▶ What you have to do
From the line containing "Convert this document image to plain text." down to the last line of the records below, copy every line exactly. Leave out everything before it.

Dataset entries
....

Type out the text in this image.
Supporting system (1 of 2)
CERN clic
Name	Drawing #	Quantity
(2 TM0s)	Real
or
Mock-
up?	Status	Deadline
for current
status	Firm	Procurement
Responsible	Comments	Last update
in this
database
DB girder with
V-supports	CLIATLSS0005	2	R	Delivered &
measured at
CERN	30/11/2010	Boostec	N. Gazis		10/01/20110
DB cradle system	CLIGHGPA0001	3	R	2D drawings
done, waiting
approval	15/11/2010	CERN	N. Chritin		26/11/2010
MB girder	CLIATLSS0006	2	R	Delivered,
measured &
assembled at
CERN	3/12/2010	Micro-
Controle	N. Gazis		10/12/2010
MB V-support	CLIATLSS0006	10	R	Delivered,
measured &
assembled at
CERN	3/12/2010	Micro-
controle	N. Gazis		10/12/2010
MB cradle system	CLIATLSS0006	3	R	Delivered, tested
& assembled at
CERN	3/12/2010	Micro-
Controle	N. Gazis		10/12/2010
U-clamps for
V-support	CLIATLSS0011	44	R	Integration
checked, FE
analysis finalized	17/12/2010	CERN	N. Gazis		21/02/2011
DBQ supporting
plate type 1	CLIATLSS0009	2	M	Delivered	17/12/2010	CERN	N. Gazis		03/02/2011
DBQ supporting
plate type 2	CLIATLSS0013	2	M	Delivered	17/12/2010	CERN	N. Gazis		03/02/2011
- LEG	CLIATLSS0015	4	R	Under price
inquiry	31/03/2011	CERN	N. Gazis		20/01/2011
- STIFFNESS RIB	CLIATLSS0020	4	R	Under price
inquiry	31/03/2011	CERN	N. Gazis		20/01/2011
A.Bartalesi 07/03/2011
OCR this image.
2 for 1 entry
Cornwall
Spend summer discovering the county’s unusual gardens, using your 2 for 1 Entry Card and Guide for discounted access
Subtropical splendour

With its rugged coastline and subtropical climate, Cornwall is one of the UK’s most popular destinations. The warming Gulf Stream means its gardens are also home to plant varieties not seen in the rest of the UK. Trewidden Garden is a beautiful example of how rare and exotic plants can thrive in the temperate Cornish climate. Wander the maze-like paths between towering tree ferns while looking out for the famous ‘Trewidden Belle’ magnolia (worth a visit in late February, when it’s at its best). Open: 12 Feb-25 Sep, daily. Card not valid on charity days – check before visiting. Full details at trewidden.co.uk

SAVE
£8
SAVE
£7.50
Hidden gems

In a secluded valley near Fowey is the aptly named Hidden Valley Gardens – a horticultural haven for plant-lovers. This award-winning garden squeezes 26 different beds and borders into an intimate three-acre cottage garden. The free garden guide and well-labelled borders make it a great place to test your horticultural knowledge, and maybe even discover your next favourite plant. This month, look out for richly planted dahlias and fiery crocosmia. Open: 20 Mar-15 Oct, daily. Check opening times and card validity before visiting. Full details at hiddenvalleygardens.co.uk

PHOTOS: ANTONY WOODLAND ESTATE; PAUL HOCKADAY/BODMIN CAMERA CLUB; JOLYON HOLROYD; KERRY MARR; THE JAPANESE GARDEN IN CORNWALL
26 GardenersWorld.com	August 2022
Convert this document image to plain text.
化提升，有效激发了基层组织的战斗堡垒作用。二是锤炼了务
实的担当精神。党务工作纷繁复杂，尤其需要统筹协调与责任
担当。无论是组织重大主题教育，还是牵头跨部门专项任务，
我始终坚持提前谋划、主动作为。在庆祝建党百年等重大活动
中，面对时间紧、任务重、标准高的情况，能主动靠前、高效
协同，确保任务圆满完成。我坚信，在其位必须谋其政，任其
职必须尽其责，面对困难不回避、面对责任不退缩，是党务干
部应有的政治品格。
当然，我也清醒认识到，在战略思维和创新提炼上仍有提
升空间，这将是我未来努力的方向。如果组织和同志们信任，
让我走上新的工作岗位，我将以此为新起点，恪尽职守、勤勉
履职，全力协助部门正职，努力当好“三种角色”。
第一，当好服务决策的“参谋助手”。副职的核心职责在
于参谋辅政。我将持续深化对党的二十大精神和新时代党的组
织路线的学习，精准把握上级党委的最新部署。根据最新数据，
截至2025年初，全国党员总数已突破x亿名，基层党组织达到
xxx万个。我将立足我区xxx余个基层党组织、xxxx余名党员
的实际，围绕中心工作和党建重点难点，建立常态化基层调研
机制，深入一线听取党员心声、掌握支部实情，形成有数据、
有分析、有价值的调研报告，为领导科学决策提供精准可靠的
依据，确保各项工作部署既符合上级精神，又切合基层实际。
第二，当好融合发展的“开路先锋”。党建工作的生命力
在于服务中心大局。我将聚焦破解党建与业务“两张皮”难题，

....

▶ Exercise answer
Convert this document image to plain text.
化提升，有效激发了基层组织的战斗堡垒作用。二是锤炼了务
实的担当精神。党务工作纷繁复杂，尤其需要统筹协调与责任
担当。无论是组织重大主题教育，还是牵头跨部门专项任务，
我始终坚持提前谋划、主动作为。在庆祝建党百年等重大活动
中，面对时间紧、任务重、标准高的情况，能主动靠前、高效
协同，确保任务圆满完成。我坚信，在其位必须谋其政，任其
职必须尽其责，面对困难不回避、面对责任不退缩，是党务干
部应有的政治品格。
当然，我也清醒认识到，在战略思维和创新提炼上仍有提
升空间，这将是我未来努力的方向。如果组织和同志们信任，
让我走上新的工作岗位，我将以此为新起点，恪尽职守、勤勉
履职，全力协助部门正职，努力当好“三种角色”。
第一，当好服务决策的“参谋助手”。副职的核心职责在
于参谋辅政。我将持续深化对党的二十大精神和新时代党的组
织路线的学习，精准把握上级党委的最新部署。根据最新数据，
截至2025年初，全国党员总数已突破x亿名，基层党组织达到
xxx万个。我将立足我区xxx余个基层党组织、xxxx余名党员
的实际，围绕中心工作和党建重点难点，建立常态化基层调研
机制，深入一线听取党员心声、掌握支部实情，形成有数据、
有分析、有价值的调研报告，为领导科学决策提供精准可靠的
依据，确保各项工作部署既符合上级精神，又切合基层实际。
第二，当好融合发展的“开路先锋”。党建工作的生命力
在于服务中心大局。我将聚焦破解党建与业务“两张皮”难题，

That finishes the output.